[Figure record listings]
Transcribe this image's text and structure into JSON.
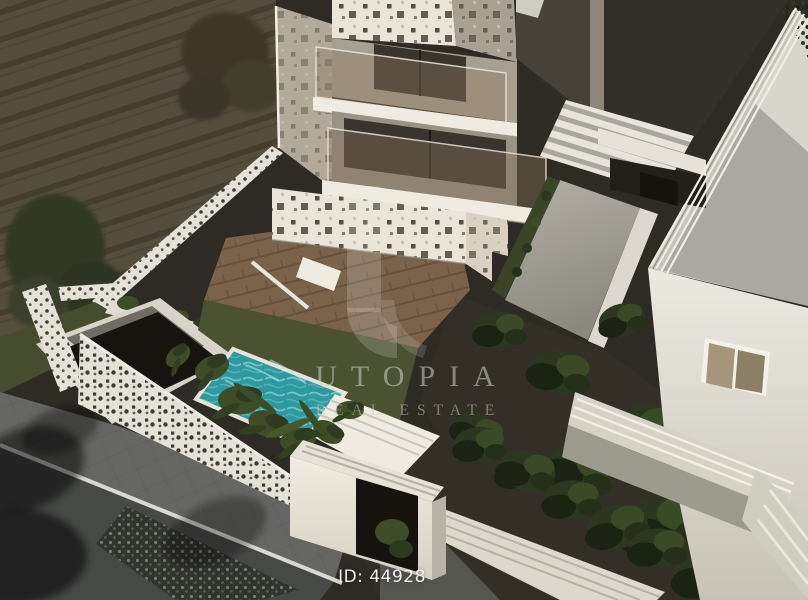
{
  "image": {
    "type": "3d-architectural-rendering",
    "description": "Aerial dusk render: modern white apartment building with perforated facade, glass balconies, courtyard wood deck, turquoise plunge pool behind perforated garden walls, tiled sidewalk, neighbouring white building with cornice mouldings"
  },
  "watermark": {
    "brand_line1": "UTOPIA",
    "brand_line2": "REAL ESTATE",
    "logo": "utopia-u-mark"
  },
  "listing": {
    "id_label": "ID: 44928"
  },
  "colors": {
    "soil": "#564e3d",
    "soil_furrow": "#453e2f",
    "tree_foliage": "#3c3729",
    "tree_foliage_dark": "#313827",
    "grass": "#464d2f",
    "grass_bright": "#4a5232",
    "facade_white": "#eae5d8",
    "facade_cream": "#d9d2c2",
    "facade_side": "#b2a999",
    "facade_side2": "#a8a092",
    "hole_dark": "#554f3f",
    "perforation": "#3f3b30",
    "glass_dark": "#39342c",
    "glass_tint": "rgba(139,120,96,0.40)",
    "slab_white": "#efebe0",
    "fence_white": "#e4e1d7",
    "pool_water": "#2e99a0",
    "pool_ripple": "#8fd8d2",
    "wood_deck": "#7a624b",
    "wood_gap": "#67513d",
    "pavement": "#666764",
    "pavement_line": "#57585a",
    "asphalt": "#474947",
    "curb": "#dad8d0",
    "dark_building": "#332f29",
    "dark_building_light": "#474338",
    "stairs_light": "#e8e4da",
    "stairs_gray": "#a9a69c",
    "path": "#a5a196",
    "roof_light": "#d8d5cb",
    "roof_shadow": "#a2a099",
    "right_facade": "#e9e6dd",
    "parapet": "#d6d2c6",
    "wall_shaded": "#9d9a8e",
    "window_pane_left": "#a5967b",
    "window_pane_right": "#8d7f66",
    "garden_soil": "#332f26",
    "bush": "#2c371f",
    "bush_light": "#3d4d28",
    "bush_dark": "#1b2413",
    "door_dark": "#16130e",
    "plant": "#3e4d28",
    "watermark": "rgba(210,210,205,0.55)",
    "id_text": "rgba(255,255,255,0.92)"
  }
}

> **GOAL OF THE EXERCISE**
Take the listing and print it again exactly, but without any pictures.

> **RIGHT ANSWER**
Transcribe this image's text and structure into JSON.
{
  "image": {
    "type": "3d-architectural-rendering",
    "description": "Aerial dusk render: modern white apartment building with perforated facade, glass balconies, courtyard wood deck, turquoise plunge pool behind perforated garden walls, tiled sidewalk, neighbouring white building with cornice mouldings"
  },
  "watermark": {
    "brand_line1": "UTOPIA",
    "brand_line2": "REAL ESTATE",
    "logo": "utopia-u-mark"
  },
  "listing": {
    "id_label": "ID: 44928"
  },
  "colors": {
    "soil": "#564e3d",
    "soil_furrow": "#453e2f",
    "tree_foliage": "#3c3729",
    "tree_foliage_dark": "#313827",
    "grass": "#464d2f",
    "grass_bright": "#4a5232",
    "facade_white": "#eae5d8",
    "facade_cream": "#d9d2c2",
    "facade_side": "#b2a999",
    "facade_side2": "#a8a092",
    "hole_dark": "#554f3f",
    "perforation": "#3f3b30",
    "glass_dark": "#39342c",
    "glass_tint": "rgba(139,120,96,0.40)",
    "slab_white": "#efebe0",
    "fence_white": "#e4e1d7",
    "pool_water": "#2e99a0",
    "pool_ripple": "#8fd8d2",
    "wood_deck": "#7a624b",
    "wood_gap": "#67513d",
    "pavement": "#666764",
    "pavement_line": "#57585a",
    "asphalt": "#474947",
    "curb": "#dad8d0",
    "dark_building": "#332f29",
    "dark_building_light": "#474338",
    "stairs_light": "#e8e4da",
    "stairs_gray": "#a9a69c",
    "path": "#a5a196",
    "roof_light": "#d8d5cb",
    "roof_shadow": "#a2a099",
    "right_facade": "#e9e6dd",
    "parapet": "#d6d2c6",
    "wall_shaded": "#9d9a8e",
    "window_pane_left": "#a5967b",
    "window_pane_right": "#8d7f66",
    "garden_soil": "#332f26",
    "bush": "#2c371f",
    "bush_light": "#3d4d28",
    "bush_dark": "#1b2413",
    "door_dark": "#16130e",
    "plant": "#3e4d28",
    "watermark": "rgba(210,210,205,0.55)",
    "id_text": "rgba(255,255,255,0.92)"
  }
}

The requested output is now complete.